PROMPT: Reproduce the material word for word, from its first line through the line containing "q12-option-d: D.企业资产流动性很差 <box>157", including both of those lines.

ENTRIES PROVIDED:
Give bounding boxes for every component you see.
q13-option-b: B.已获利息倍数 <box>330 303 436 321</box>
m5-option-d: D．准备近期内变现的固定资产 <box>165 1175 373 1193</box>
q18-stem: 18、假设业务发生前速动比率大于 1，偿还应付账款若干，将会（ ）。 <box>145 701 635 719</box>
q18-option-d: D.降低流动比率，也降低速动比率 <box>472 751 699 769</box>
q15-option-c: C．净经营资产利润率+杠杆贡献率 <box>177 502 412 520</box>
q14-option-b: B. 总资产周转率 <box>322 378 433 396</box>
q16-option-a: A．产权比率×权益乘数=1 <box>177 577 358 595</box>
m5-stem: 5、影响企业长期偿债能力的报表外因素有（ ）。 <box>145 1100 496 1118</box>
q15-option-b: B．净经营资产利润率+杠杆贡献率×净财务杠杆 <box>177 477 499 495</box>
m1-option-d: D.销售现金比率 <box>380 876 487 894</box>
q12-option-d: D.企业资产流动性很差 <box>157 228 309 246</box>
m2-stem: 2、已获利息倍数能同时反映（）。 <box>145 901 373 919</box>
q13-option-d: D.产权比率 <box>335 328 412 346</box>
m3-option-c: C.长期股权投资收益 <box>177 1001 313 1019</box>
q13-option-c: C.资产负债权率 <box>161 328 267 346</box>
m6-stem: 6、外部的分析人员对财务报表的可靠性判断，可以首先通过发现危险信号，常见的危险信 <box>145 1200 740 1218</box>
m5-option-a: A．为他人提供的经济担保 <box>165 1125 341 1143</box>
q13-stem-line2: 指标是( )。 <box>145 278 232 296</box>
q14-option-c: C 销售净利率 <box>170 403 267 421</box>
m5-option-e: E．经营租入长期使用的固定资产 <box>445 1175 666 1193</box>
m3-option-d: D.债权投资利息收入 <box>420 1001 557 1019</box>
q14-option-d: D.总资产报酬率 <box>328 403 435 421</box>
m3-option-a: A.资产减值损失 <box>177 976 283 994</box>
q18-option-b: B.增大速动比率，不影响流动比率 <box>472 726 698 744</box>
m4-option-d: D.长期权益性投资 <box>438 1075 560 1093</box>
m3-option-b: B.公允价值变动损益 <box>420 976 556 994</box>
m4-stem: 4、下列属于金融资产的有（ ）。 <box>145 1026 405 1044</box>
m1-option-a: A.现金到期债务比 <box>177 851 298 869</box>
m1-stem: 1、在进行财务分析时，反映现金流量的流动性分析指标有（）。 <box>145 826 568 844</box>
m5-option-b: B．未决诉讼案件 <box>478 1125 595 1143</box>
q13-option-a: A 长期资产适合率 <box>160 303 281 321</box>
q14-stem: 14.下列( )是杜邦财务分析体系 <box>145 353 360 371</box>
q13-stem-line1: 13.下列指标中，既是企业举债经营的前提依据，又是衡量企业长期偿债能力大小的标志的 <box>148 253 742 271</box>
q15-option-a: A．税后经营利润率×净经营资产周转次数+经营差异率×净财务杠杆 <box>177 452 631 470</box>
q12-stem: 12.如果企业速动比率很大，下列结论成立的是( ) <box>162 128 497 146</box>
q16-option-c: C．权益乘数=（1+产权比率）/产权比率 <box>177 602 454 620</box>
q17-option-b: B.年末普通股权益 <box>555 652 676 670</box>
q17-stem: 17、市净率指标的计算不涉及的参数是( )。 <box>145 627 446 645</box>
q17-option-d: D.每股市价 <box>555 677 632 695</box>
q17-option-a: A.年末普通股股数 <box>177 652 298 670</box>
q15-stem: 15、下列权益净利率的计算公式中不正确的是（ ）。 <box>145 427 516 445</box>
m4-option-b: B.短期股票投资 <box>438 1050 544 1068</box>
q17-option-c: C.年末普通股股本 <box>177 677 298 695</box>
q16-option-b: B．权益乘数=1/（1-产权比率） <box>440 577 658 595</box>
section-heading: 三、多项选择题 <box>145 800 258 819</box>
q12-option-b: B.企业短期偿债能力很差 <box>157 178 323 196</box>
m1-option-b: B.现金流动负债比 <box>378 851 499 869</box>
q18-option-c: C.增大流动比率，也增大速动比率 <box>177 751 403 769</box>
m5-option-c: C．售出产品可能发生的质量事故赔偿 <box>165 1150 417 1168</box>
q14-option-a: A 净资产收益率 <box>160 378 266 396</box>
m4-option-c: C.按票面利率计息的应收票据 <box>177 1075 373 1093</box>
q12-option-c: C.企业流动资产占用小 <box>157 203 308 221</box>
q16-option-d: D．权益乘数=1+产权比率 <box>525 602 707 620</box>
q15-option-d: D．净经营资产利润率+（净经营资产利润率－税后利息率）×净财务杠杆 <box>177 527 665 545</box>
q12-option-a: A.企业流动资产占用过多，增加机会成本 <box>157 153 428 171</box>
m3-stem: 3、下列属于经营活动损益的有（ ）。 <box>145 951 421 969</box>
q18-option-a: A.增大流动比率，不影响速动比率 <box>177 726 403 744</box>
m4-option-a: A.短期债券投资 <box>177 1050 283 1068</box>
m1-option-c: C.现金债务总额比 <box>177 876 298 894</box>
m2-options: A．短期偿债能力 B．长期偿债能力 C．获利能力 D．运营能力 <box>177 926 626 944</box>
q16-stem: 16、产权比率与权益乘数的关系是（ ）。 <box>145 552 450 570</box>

TASK RESPONSE:
Give bounding boxes for every component you see.
q13-option-b: B.已获利息倍数 <box>330 303 436 321</box>
m5-option-d: D．准备近期内变现的固定资产 <box>165 1175 373 1193</box>
q18-stem: 18、假设业务发生前速动比率大于 1，偿还应付账款若干，将会（ ）。 <box>145 701 635 719</box>
q18-option-d: D.降低流动比率，也降低速动比率 <box>472 751 699 769</box>
q15-option-c: C．净经营资产利润率+杠杆贡献率 <box>177 502 412 520</box>
q14-option-b: B. 总资产周转率 <box>322 378 433 396</box>
q16-option-a: A．产权比率×权益乘数=1 <box>177 577 358 595</box>
m5-stem: 5、影响企业长期偿债能力的报表外因素有（ ）。 <box>145 1100 496 1118</box>
q15-option-b: B．净经营资产利润率+杠杆贡献率×净财务杠杆 <box>177 477 499 495</box>
m1-option-d: D.销售现金比率 <box>380 876 487 894</box>
q12-option-d: D.企业资产流动性很差 <box>157 228 309 246</box>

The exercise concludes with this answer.